-------- Source material --------

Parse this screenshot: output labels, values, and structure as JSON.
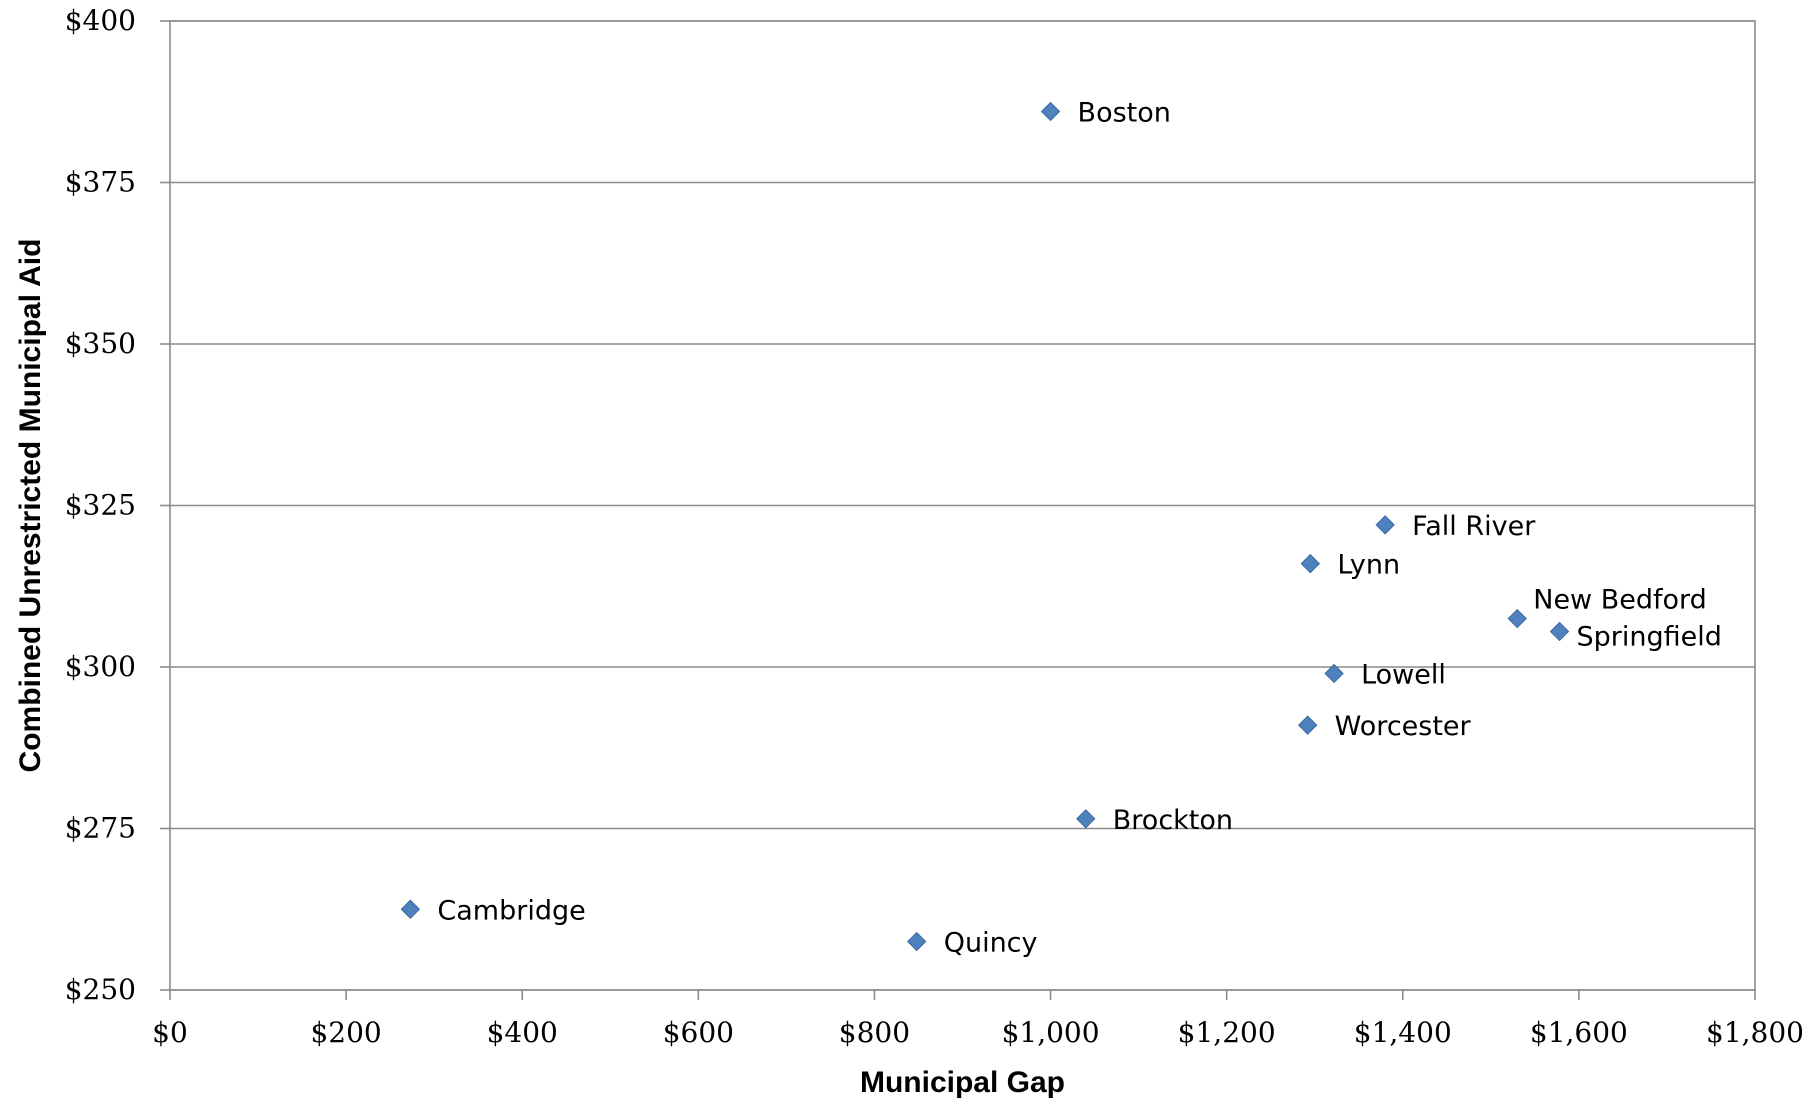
{
  "chart_data": {
    "type": "scatter",
    "title": "",
    "xlabel": "Municipal Gap",
    "ylabel": "Combined Unrestricted Municipal Aid",
    "xlim": [
      0,
      1800
    ],
    "ylim": [
      250,
      400
    ],
    "x_ticks": [
      "$0",
      "$200",
      "$400",
      "$600",
      "$800",
      "$1,000",
      "$1,200",
      "$1,400",
      "$1,600",
      "$1,800"
    ],
    "y_ticks": [
      "$250",
      "$275",
      "$300",
      "$325",
      "$350",
      "$375",
      "$400"
    ],
    "grid": "horizontal",
    "marker": "diamond",
    "color": "#4f81bd",
    "points": [
      {
        "label": "Boston",
        "x": 1000,
        "y": 386
      },
      {
        "label": "Fall River",
        "x": 1380,
        "y": 322
      },
      {
        "label": "Lynn",
        "x": 1295,
        "y": 316
      },
      {
        "label": "New Bedford",
        "x": 1530,
        "y": 307.5
      },
      {
        "label": "Springfield",
        "x": 1578,
        "y": 305.5
      },
      {
        "label": "Lowell",
        "x": 1322,
        "y": 299
      },
      {
        "label": "Worcester",
        "x": 1292,
        "y": 291
      },
      {
        "label": "Brockton",
        "x": 1040,
        "y": 276.5
      },
      {
        "label": "Cambridge",
        "x": 273,
        "y": 262.5
      },
      {
        "label": "Quincy",
        "x": 848,
        "y": 257.5
      }
    ]
  }
}
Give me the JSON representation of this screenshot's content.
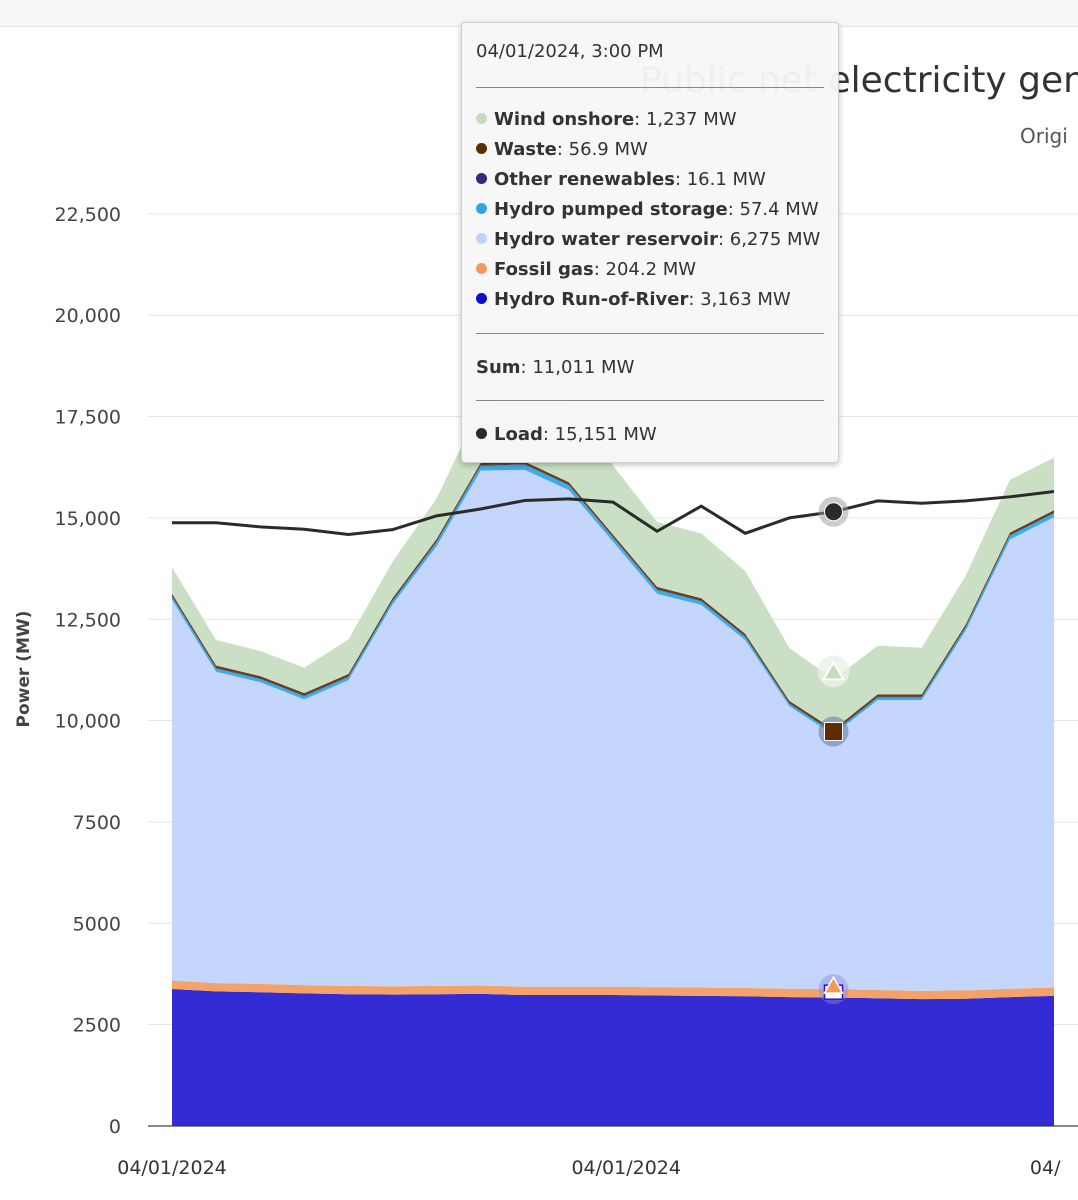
{
  "chart_data": {
    "type": "area",
    "title": "Public net electricity gene",
    "subtitle": "Origi",
    "ylabel": "Power (MW)",
    "xlabel": "",
    "ylim": [
      0,
      24000
    ],
    "y_ticks": [
      "0",
      "2500",
      "5000",
      "7500",
      "10,000",
      "12,500",
      "15,000",
      "17,500",
      "20,000",
      "22,500"
    ],
    "y_tick_values": [
      0,
      2500,
      5000,
      7500,
      10000,
      12500,
      15000,
      17500,
      20000,
      22500
    ],
    "x_ticks": [
      "04/01/2024",
      "04/01/2024",
      "04/"
    ],
    "x_tick_index": [
      0,
      10.3,
      19.8
    ],
    "x": [
      0,
      1,
      2,
      3,
      4,
      5,
      6,
      7,
      8,
      9,
      10,
      11,
      12,
      13,
      14,
      15,
      16,
      17,
      18,
      19,
      20
    ],
    "series": [
      {
        "name": "Hydro Run-of-River",
        "color": "#2219d0",
        "values": [
          3380,
          3320,
          3300,
          3270,
          3250,
          3240,
          3250,
          3260,
          3230,
          3230,
          3230,
          3220,
          3210,
          3200,
          3180,
          3170,
          3150,
          3130,
          3140,
          3180,
          3210
        ]
      },
      {
        "name": "Fossil gas",
        "color": "#f39a5a",
        "values": [
          210,
          205,
          205,
          205,
          205,
          205,
          205,
          205,
          205,
          205,
          205,
          205,
          205,
          205,
          205,
          205,
          204,
          204,
          205,
          205,
          205
        ]
      },
      {
        "name": "Hydro water reservoir",
        "color": "#bfd2fc",
        "values": [
          9390,
          7680,
          7440,
          7050,
          7540,
          9420,
          10850,
          12700,
          12750,
          12250,
          10980,
          9700,
          9440,
          8580,
          6970,
          6275,
          7150,
          7170,
          8880,
          11080,
          11600
        ]
      },
      {
        "name": "Hydro pumped storage",
        "color": "#2fa6e3",
        "values": [
          80,
          80,
          80,
          80,
          80,
          80,
          100,
          120,
          130,
          120,
          100,
          100,
          90,
          80,
          60,
          57,
          70,
          70,
          80,
          100,
          100
        ]
      },
      {
        "name": "Other renewables",
        "color": "#2e2a86",
        "values": [
          16,
          16,
          16,
          16,
          16,
          16,
          16,
          16,
          16,
          16,
          16,
          16,
          16,
          16,
          16,
          16,
          16,
          16,
          16,
          16,
          16
        ]
      },
      {
        "name": "Waste",
        "color": "#5b2d00",
        "values": [
          57,
          57,
          57,
          57,
          57,
          57,
          57,
          57,
          57,
          57,
          57,
          57,
          57,
          57,
          57,
          57,
          57,
          57,
          57,
          57,
          57
        ]
      },
      {
        "name": "Wind onshore",
        "color": "#c6dcbe",
        "values": [
          650,
          630,
          620,
          630,
          850,
          900,
          1000,
          1400,
          1900,
          2200,
          1700,
          1600,
          1600,
          1550,
          1300,
          1237,
          1200,
          1150,
          1200,
          1300,
          1300
        ]
      }
    ],
    "line_series": [
      {
        "name": "Load",
        "color": "#2b2b2b",
        "values": [
          14880,
          14880,
          14780,
          14720,
          14590,
          14710,
          15050,
          15220,
          15430,
          15470,
          15390,
          14670,
          15290,
          14620,
          15000,
          15151,
          15420,
          15360,
          15420,
          15520,
          15650
        ]
      }
    ],
    "hover_index": 15
  },
  "tooltip": {
    "time": "04/01/2024, 3:00 PM",
    "rows": [
      {
        "name": "Wind onshore",
        "value": ": 1,237 MW",
        "color": "#c6dcbe"
      },
      {
        "name": "Waste",
        "value": ": 56.9 MW",
        "color": "#5b2d00"
      },
      {
        "name": "Other renewables",
        "value": ": 16.1 MW",
        "color": "#2e2a86"
      },
      {
        "name": "Hydro pumped storage",
        "value": ": 57.4 MW",
        "color": "#2fa6e3"
      },
      {
        "name": "Hydro water reservoir",
        "value": ": 6,275 MW",
        "color": "#bfd2fc"
      },
      {
        "name": "Fossil gas",
        "value": ": 204.2 MW",
        "color": "#f39a5a"
      },
      {
        "name": "Hydro Run-of-River",
        "value": ": 3,163 MW",
        "color": "#0a10c8"
      }
    ],
    "sum_label": "Sum",
    "sum_value": ": 11,011 MW",
    "load_label": "Load",
    "load_value": ": 15,151 MW",
    "load_color": "#2b2b2b"
  }
}
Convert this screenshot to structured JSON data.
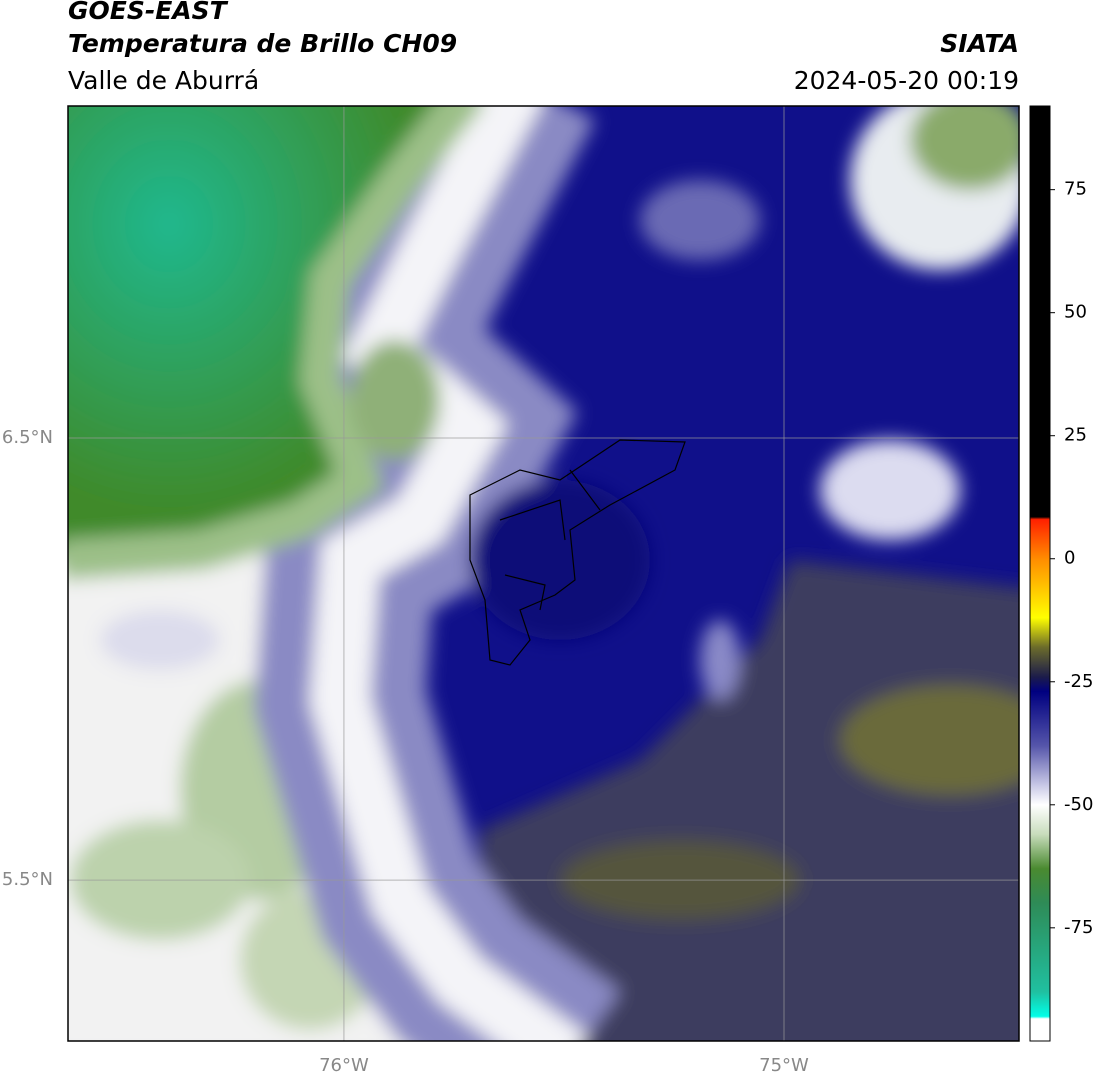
{
  "header": {
    "title": "GOES-EAST",
    "subtitle": "Temperatura de Brillo CH09",
    "source": "SIATA",
    "region": "Valle de Aburrá",
    "timestamp": "2024-05-20 00:19"
  },
  "map": {
    "xlim": [
      -76.627,
      -74.466
    ],
    "ylim": [
      5.136,
      7.251
    ],
    "xticks": [
      {
        "value": -76,
        "label": "76°W"
      },
      {
        "value": -75,
        "label": "75°W"
      }
    ],
    "yticks": [
      {
        "value": 6.5,
        "label": "6.5°N"
      },
      {
        "value": 5.5,
        "label": "5.5°N"
      }
    ],
    "grid": true
  },
  "colorbar": {
    "clim": [
      -98,
      92
    ],
    "ticks": [
      75,
      50,
      25,
      0,
      -25,
      -50,
      -75
    ],
    "stops": [
      {
        "value": 92,
        "color": "#000000"
      },
      {
        "value": 8.5,
        "color": "#000000"
      },
      {
        "value": 8,
        "color": "#ff2000"
      },
      {
        "value": 0,
        "color": "#ff8c00"
      },
      {
        "value": -12,
        "color": "#ffff00"
      },
      {
        "value": -18,
        "color": "#6b6b2a"
      },
      {
        "value": -24,
        "color": "#1c1c4a"
      },
      {
        "value": -27,
        "color": "#000080"
      },
      {
        "value": -38,
        "color": "#5555aa"
      },
      {
        "value": -46,
        "color": "#c8c8e6"
      },
      {
        "value": -50,
        "color": "#ffffff"
      },
      {
        "value": -56,
        "color": "#c8dcbc"
      },
      {
        "value": -63,
        "color": "#4a8a30"
      },
      {
        "value": -70,
        "color": "#2e8b57"
      },
      {
        "value": -88,
        "color": "#20c0a0"
      },
      {
        "value": -93,
        "color": "#00ffe8"
      },
      {
        "value": -93.5,
        "color": "#ffffff"
      },
      {
        "value": -98,
        "color": "#ffffff"
      }
    ]
  }
}
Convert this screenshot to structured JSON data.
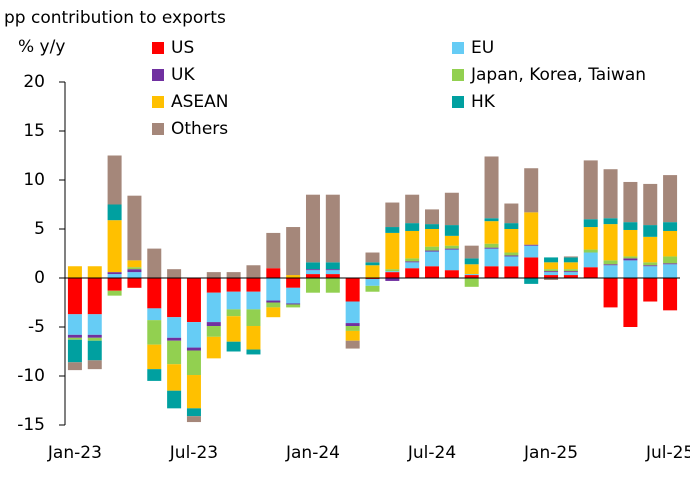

--------

(Do this) Of the lines above, copy each that contains "ylabel".

(Exercise result)
    "ylabel": "Combined Unrestricted Municipal Aid",
    "ylabel": "Power (MW)",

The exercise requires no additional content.